Activity: Your task is to copy the listing exactly, with the pictures left out.

Records for the exercise:
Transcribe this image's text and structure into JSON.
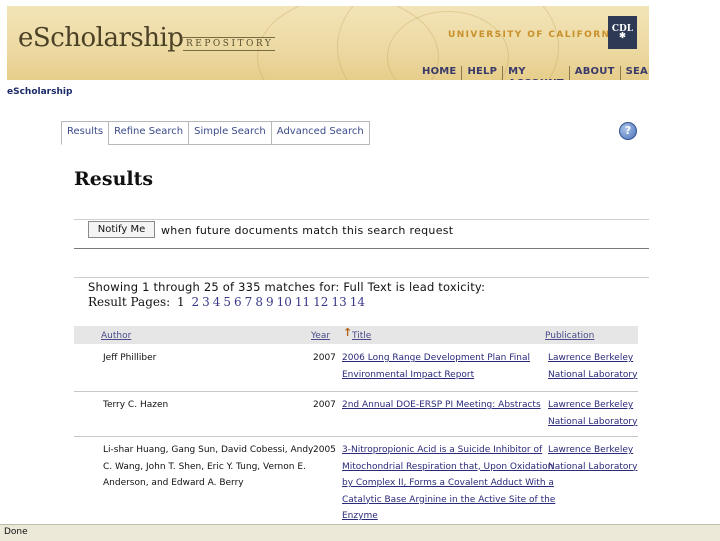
{
  "header": {
    "logo_main": "eScholarship",
    "logo_sub": "REPOSITORY",
    "university": "UNIVERSITY OF CALIFORNIA",
    "cdl": "CDL",
    "nav": [
      "HOME",
      "HELP",
      "MY ACCOUNT",
      "ABOUT",
      "SEARCH"
    ]
  },
  "breadcrumb": "eScholarship",
  "tabs": [
    "Results",
    "Refine Search",
    "Simple Search",
    "Advanced Search"
  ],
  "help_symbol": "?",
  "page_title": "Results",
  "notify": {
    "button": "Notify Me",
    "text": "when future documents match this search request"
  },
  "showing": "Showing 1 through 25 of 335 matches for: Full Text is lead toxicity:",
  "pagination": {
    "label": "Result Pages:",
    "current": "1",
    "pages": [
      "2",
      "3",
      "4",
      "5",
      "6",
      "7",
      "8",
      "9",
      "10",
      "11",
      "12",
      "13",
      "14"
    ]
  },
  "table": {
    "columns": [
      "Author",
      "Year",
      "Title",
      "Publication"
    ],
    "sort_symbol": "↑",
    "rows": [
      {
        "author": [
          "Jeff Philliber"
        ],
        "year": "2007",
        "title": [
          "2006 Long Range Development Plan Final",
          "Environmental Impact Report"
        ],
        "publication": [
          "Lawrence Berkeley",
          "National Laboratory"
        ]
      },
      {
        "author": [
          "Terry C. Hazen"
        ],
        "year": "2007",
        "title": [
          "2nd Annual DOE-ERSP PI Meeting: Abstracts"
        ],
        "publication": [
          "Lawrence Berkeley",
          "National Laboratory"
        ]
      },
      {
        "author": [
          "Li-shar Huang, Gang Sun, David Cobessi, Andy",
          "C. Wang, John T. Shen, Eric Y. Tung, Vernon E.",
          "Anderson, and Edward A. Berry"
        ],
        "year": "2005",
        "title": [
          "3-Nitropropionic Acid is a Suicide Inhibitor of",
          "Mitochondrial Respiration that, Upon Oxidation",
          "by Complex II, Forms a Covalent Adduct With a",
          "Catalytic Base Arginine in the Active Site of the",
          "Enzyme"
        ],
        "publication": [
          "Lawrence Berkeley",
          "National Laboratory"
        ]
      }
    ]
  },
  "status_bar": "Done"
}
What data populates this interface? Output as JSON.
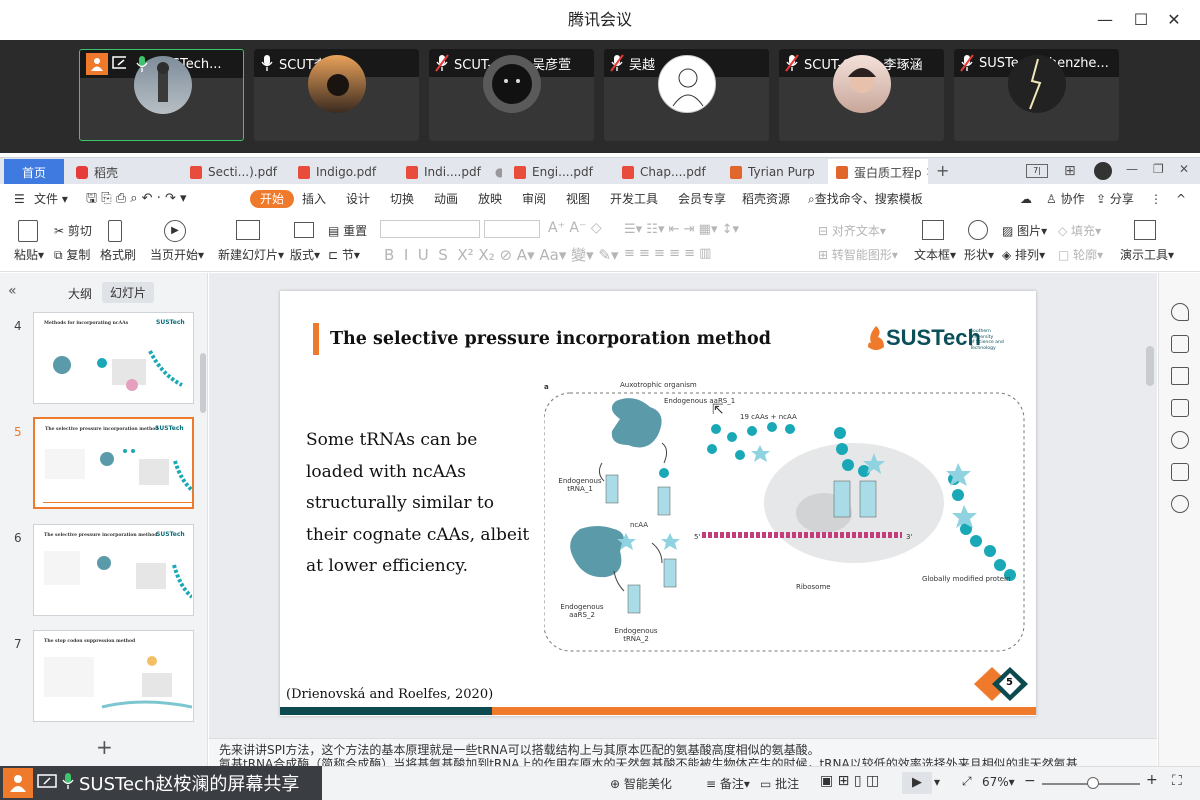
{
  "window": {
    "title": "腾讯会议"
  },
  "participants": [
    {
      "name": "SUSTech...",
      "mic": "on",
      "sharing": true
    },
    {
      "name": "SCUT李函临",
      "mic": "on",
      "sharing": false
    },
    {
      "name": "SCUT-china-吴彦萱",
      "mic": "muted",
      "sharing": false
    },
    {
      "name": "吴越",
      "mic": "muted",
      "sharing": false
    },
    {
      "name": "SCUT-China 李琢涵",
      "mic": "muted",
      "sharing": false
    },
    {
      "name": "SUSTech_Shenzhe...",
      "mic": "muted",
      "sharing": false
    }
  ],
  "doc_tabs": [
    {
      "label": "首页"
    },
    {
      "label": "稻壳"
    },
    {
      "label": "Secti...).pdf"
    },
    {
      "label": "Indigo.pdf"
    },
    {
      "label": "Indi....pdf"
    },
    {
      "label": "Engi....pdf"
    },
    {
      "label": "Chap....pdf"
    },
    {
      "label": "Tyrian Purp"
    },
    {
      "label": "蛋白质工程p"
    }
  ],
  "menu": {
    "file": "文件",
    "items": [
      "开始",
      "插入",
      "设计",
      "切换",
      "动画",
      "放映",
      "审阅",
      "视图",
      "开发工具",
      "会员专享",
      "稻壳资源"
    ],
    "search": "查找命令、搜索模板",
    "collab": "协作",
    "share": "分享"
  },
  "ribbon": {
    "paste": "粘贴",
    "cut": "剪切",
    "copy": "复制",
    "format_painter": "格式刷",
    "start_from_current": "当页开始",
    "new_slide": "新建幻灯片",
    "layout": "版式",
    "reset": "重置",
    "section": "节",
    "align_text": "对齐文本",
    "smartart": "转智能图形",
    "textbox": "文本框",
    "shape": "形状",
    "picture": "图片",
    "arrange": "排列",
    "fill": "填充",
    "outline": "轮廓",
    "present_tools": "演示工具"
  },
  "panel": {
    "tab_outline": "大纲",
    "tab_slides": "幻灯片",
    "thumb_numbers": [
      "4",
      "5",
      "6",
      "7"
    ],
    "thumb_titles": [
      "Methods for incorporating ncAAs",
      "The selective pressure incorporation method",
      "The selective pressure incorporation method",
      "The stop codon suppression method"
    ],
    "add": "+"
  },
  "slide": {
    "title": "The selective pressure incorporation method",
    "body": "Some tRNAs can be loaded with ncAAs structurally similar to their cognate cAAs, albeit at lower efficiency.",
    "citation": "(Drienovská and Roelfes, 2020)",
    "logo_text": "SUSTech",
    "logo_sub1": "Southern University",
    "logo_sub2": "of Science and",
    "logo_sub3": "Technology",
    "page_number": "5",
    "figure": {
      "panel": "a",
      "organism": "Auxotrophic organism",
      "aars1": "Endogenous aaRS_1",
      "caas": "19 cAAs + ncAA",
      "trna1": "Endogenous tRNA_1",
      "ncaa": "ncAA",
      "aars2": "Endogenous aaRS_2",
      "trna2": "Endogenous tRNA_2",
      "ribosome": "Ribosome",
      "protein": "Globally modified protein",
      "five": "5'",
      "three": "3'"
    }
  },
  "notes": {
    "line1": "先来讲讲SPI方法，这个方法的基本原理就是一些tRNA可以搭载结构上与其原本匹配的氨基酸高度相似的氨基酸。",
    "line2": "氨基tRNA合成酶（简称合成酶）当将基氨基酸加到tRNA上的作用在原本的天然氨基酸不能被生物体产生的时候，tRNA以较低的效率选择外来且相似的非天然氨基"
  },
  "status": {
    "share_banner": "SUSTech赵桉澜的屏幕共享",
    "smart": "智能美化",
    "notes_btn": "备注",
    "comment": "批注",
    "zoom": "67%",
    "zoom_fraction": 0.52
  }
}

Response for this exercise:
Transcribe this image's text and structure into JSON.
{
  "header": {
    "logo_main": "eScholarship",
    "logo_sub": "REPOSITORY",
    "university": "UNIVERSITY OF CALIFORNIA",
    "cdl": "CDL",
    "nav": [
      "HOME",
      "HELP",
      "MY ACCOUNT",
      "ABOUT",
      "SEARCH"
    ]
  },
  "breadcrumb": "eScholarship",
  "tabs": [
    "Results",
    "Refine Search",
    "Simple Search",
    "Advanced Search"
  ],
  "help_symbol": "?",
  "page_title": "Results",
  "notify": {
    "button": "Notify Me",
    "text": "when future documents match this search request"
  },
  "showing": "Showing 1 through 25 of 335 matches for: Full Text is lead toxicity:",
  "pagination": {
    "label": "Result Pages:",
    "current": "1",
    "pages": [
      "2",
      "3",
      "4",
      "5",
      "6",
      "7",
      "8",
      "9",
      "10",
      "11",
      "12",
      "13",
      "14"
    ]
  },
  "table": {
    "columns": [
      "Author",
      "Year",
      "Title",
      "Publication"
    ],
    "sort_symbol": "↑",
    "rows": [
      {
        "author": [
          "Jeff Philliber"
        ],
        "year": "2007",
        "title": [
          "2006 Long Range Development Plan Final",
          "Environmental Impact Report"
        ],
        "publication": [
          "Lawrence Berkeley",
          "National Laboratory"
        ]
      },
      {
        "author": [
          "Terry C. Hazen"
        ],
        "year": "2007",
        "title": [
          "2nd Annual DOE-ERSP PI Meeting: Abstracts"
        ],
        "publication": [
          "Lawrence Berkeley",
          "National Laboratory"
        ]
      },
      {
        "author": [
          "Li-shar Huang, Gang Sun, David Cobessi, Andy",
          "C. Wang, John T. Shen, Eric Y. Tung, Vernon E.",
          "Anderson, and Edward A. Berry"
        ],
        "year": "2005",
        "title": [
          "3-Nitropropionic Acid is a Suicide Inhibitor of",
          "Mitochondrial Respiration that, Upon Oxidation",
          "by Complex II, Forms a Covalent Adduct With a",
          "Catalytic Base Arginine in the Active Site of the",
          "Enzyme"
        ],
        "publication": [
          "Lawrence Berkeley",
          "National Laboratory"
        ]
      }
    ]
  },
  "status_bar": "Done"
}
What data populates this interface? Output as JSON.
{
  "window": {
    "title": "腾讯会议"
  },
  "participants": [
    {
      "name": "SUSTech...",
      "mic": "on",
      "sharing": true
    },
    {
      "name": "SCUT李函临",
      "mic": "on",
      "sharing": false
    },
    {
      "name": "SCUT-china-吴彦萱",
      "mic": "muted",
      "sharing": false
    },
    {
      "name": "吴越",
      "mic": "muted",
      "sharing": false
    },
    {
      "name": "SCUT-China 李琢涵",
      "mic": "muted",
      "sharing": false
    },
    {
      "name": "SUSTech_Shenzhe...",
      "mic": "muted",
      "sharing": false
    }
  ],
  "doc_tabs": [
    {
      "label": "首页"
    },
    {
      "label": "稻壳"
    },
    {
      "label": "Secti...).pdf"
    },
    {
      "label": "Indigo.pdf"
    },
    {
      "label": "Indi....pdf"
    },
    {
      "label": "Engi....pdf"
    },
    {
      "label": "Chap....pdf"
    },
    {
      "label": "Tyrian Purp"
    },
    {
      "label": "蛋白质工程p"
    }
  ],
  "menu": {
    "file": "文件",
    "items": [
      "开始",
      "插入",
      "设计",
      "切换",
      "动画",
      "放映",
      "审阅",
      "视图",
      "开发工具",
      "会员专享",
      "稻壳资源"
    ],
    "search": "查找命令、搜索模板",
    "collab": "协作",
    "share": "分享"
  },
  "ribbon": {
    "paste": "粘贴",
    "cut": "剪切",
    "copy": "复制",
    "format_painter": "格式刷",
    "start_from_current": "当页开始",
    "new_slide": "新建幻灯片",
    "layout": "版式",
    "reset": "重置",
    "section": "节",
    "align_text": "对齐文本",
    "smartart": "转智能图形",
    "textbox": "文本框",
    "shape": "形状",
    "picture": "图片",
    "arrange": "排列",
    "fill": "填充",
    "outline": "轮廓",
    "present_tools": "演示工具"
  },
  "panel": {
    "tab_outline": "大纲",
    "tab_slides": "幻灯片",
    "thumb_numbers": [
      "4",
      "5",
      "6",
      "7"
    ],
    "thumb_titles": [
      "Methods for incorporating ncAAs",
      "The selective pressure incorporation method",
      "The selective pressure incorporation method",
      "The stop codon suppression method"
    ],
    "add": "+"
  },
  "slide": {
    "title": "The selective pressure incorporation method",
    "body": "Some tRNAs can be loaded with ncAAs structurally similar to their cognate cAAs, albeit at lower efficiency.",
    "citation": "(Drienovská and Roelfes, 2020)",
    "logo_text": "SUSTech",
    "logo_sub1": "Southern University",
    "logo_sub2": "of Science and",
    "logo_sub3": "Technology",
    "page_number": "5",
    "figure": {
      "panel": "a",
      "organism": "Auxotrophic organism",
      "aars1": "Endogenous aaRS_1",
      "caas": "19 cAAs + ncAA",
      "trna1": "Endogenous tRNA_1",
      "ncaa": "ncAA",
      "aars2": "Endogenous aaRS_2",
      "trna2": "Endogenous tRNA_2",
      "ribosome": "Ribosome",
      "protein": "Globally modified protein",
      "five": "5'",
      "three": "3'"
    }
  },
  "notes": {
    "line1": "先来讲讲SPI方法，这个方法的基本原理就是一些tRNA可以搭载结构上与其原本匹配的氨基酸高度相似的氨基酸。",
    "line2": "氨基tRNA合成酶（简称合成酶）当将基氨基酸加到tRNA上的作用在原本的天然氨基酸不能被生物体产生的时候，tRNA以较低的效率选择外来且相似的非天然氨基"
  },
  "status": {
    "share_banner": "SUSTech赵桉澜的屏幕共享",
    "smart": "智能美化",
    "notes_btn": "备注",
    "comment": "批注",
    "zoom": "67%",
    "zoom_fraction": 0.52
  }
}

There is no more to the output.